▸ **SET OF TASKS**
1. Translate this sentence from the PostgreSQL text into Spanish: "the optimizer in general does the same job as the optimizer in oracle does, except that you can not give hints to the optimizer in postgresql."
2. Give the PostgreSQL text again from "August 2, 2012" up to and including "create custom rules.", changing "execution plan" to "query plan".

▸ **TEXT BLOCK**
— START —

In demonstration oracle

why not take a look at postgresql ? (9): parsing, rewriting, planning and explaining

August 2, 2012 — Leave a comment

postgresql, as well as oracle, heavily depends on accurate statistics for being able to provide the best execution plan for a given query ( both use a cost based optimizer ).

in postgresql the components involved for creating and executing the best execution plan are:

a, from an oracle perspective, special feature of the rewriter is, that you can create custom rules.
a simple example for a table containing three rows:

sysdba@[local]:1540/dbs200# create table t1 ( a integer, b char(20) );
CREATE TABLE
sysdba@[local]:1540/dbs200*# insert into t1 values ( 1, 'text1' );
INSERT 0 1
sysdba@[local]:1540/dbs200*# insert into t1 values ( 2, 'text2' );
INSERT 0 1
sysdba@[local]:1540/dbs200*# insert into t1 values ( 3, 'text3' );
INSERT 0 1
sysdba@[local]:1540/dbs200*# COMMIT;
COMMIT

let’s say the second row is such important that you do not want to allow changes to it. to achieve this you could create a trigger or you may create a rule:

sysdba@[local]:1540/dbs200# create rule myrule as on update to t1 where old.a = 2 do instead nothing;
CREATE RULE
sysdba@[local]:1540/dbs200# update t1 set b = 'blabla' where a=2;
UPDATE 0
sysdba@[local]:1540/dbs200*# select * from t1 where a=2;
 a |          b           
---+----------------------
 2 | text2               
(1 row)

such rules can be created for insert, update and delete statements and add additional conditions to statements on the tables in question. check the documentation for a complete description on this.

the optimizer in general does the same job as the optimizer in oracle does, except that you can not give hints to the optimizer in postgresql.

of course you can create indexes in postgresql for optimizing access to the data of interest. postgres provides four types of indexes:

B-tree: same as in oracle
hash: uses hash tables and is only available for “=” operations
Generalzied Search Tree ( GiST ): a special type often used for geometric or full text search purposes
Generalized Inverted Index ( GIN ): an index used for lists and arrays

a more detailed view on indexes in another post.

— END —

Element box annotations:
— START —

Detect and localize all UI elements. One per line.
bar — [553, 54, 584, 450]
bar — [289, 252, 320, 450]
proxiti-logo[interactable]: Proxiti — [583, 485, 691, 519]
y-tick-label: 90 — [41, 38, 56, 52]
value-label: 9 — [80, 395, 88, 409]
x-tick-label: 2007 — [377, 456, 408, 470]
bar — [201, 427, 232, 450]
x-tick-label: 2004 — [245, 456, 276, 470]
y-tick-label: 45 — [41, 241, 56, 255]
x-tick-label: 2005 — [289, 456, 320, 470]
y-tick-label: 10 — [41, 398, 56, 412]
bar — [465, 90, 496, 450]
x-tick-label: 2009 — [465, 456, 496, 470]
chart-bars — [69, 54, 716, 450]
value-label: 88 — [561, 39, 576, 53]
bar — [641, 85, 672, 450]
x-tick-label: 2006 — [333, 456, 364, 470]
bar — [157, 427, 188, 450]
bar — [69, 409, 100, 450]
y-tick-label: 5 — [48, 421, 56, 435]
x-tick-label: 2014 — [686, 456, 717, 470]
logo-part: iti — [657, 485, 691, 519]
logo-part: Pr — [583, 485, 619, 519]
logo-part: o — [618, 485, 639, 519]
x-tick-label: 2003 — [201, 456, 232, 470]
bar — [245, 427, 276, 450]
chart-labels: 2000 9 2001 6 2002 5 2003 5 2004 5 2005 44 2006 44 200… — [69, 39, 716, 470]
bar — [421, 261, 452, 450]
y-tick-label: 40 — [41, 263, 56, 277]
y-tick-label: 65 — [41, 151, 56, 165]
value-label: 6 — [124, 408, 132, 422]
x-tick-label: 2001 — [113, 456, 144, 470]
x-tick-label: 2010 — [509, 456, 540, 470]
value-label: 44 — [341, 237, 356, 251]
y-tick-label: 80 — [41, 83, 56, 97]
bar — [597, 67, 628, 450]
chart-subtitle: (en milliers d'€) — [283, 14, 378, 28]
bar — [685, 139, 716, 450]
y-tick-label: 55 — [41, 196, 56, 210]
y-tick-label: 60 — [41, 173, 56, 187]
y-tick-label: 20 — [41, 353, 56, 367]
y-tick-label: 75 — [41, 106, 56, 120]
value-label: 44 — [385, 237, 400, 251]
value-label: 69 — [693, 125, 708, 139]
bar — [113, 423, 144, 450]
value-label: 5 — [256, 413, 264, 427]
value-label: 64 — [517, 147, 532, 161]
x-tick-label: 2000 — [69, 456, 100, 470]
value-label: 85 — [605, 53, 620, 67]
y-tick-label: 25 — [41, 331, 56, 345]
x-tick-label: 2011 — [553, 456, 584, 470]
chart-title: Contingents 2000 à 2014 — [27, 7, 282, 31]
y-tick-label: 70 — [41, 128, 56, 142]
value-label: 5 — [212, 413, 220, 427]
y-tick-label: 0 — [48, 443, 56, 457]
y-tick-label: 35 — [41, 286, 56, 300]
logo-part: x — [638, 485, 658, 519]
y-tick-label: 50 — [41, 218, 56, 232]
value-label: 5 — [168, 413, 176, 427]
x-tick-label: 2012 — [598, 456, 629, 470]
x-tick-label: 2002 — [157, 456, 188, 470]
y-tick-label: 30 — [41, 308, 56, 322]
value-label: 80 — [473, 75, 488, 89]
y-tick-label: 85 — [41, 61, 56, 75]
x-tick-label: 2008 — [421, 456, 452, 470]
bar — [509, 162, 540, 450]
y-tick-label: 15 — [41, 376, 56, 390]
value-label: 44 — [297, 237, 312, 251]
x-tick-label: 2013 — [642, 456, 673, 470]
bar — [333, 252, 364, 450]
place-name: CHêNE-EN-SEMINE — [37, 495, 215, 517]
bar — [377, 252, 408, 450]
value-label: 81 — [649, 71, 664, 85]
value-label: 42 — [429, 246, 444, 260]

— END —

▸ **IN RESPONSE**
1. En general, el optimizador hace el mismo trabajo que el optimizador de Oracle, excepto que en PostgreSQL no se le pueden dar hints al optimizador.

2.
August 2, 2012 — Leave a comment

postgresql, as well as oracle, heavily depends on accurate statistics for being able to provide the best query plan for a given query ( both use a cost based optimizer ).

in postgresql the components involved for creating and executing the best query plan are:

a, from an oracle perspective, special feature of the rewriter is, that you can create custom rules.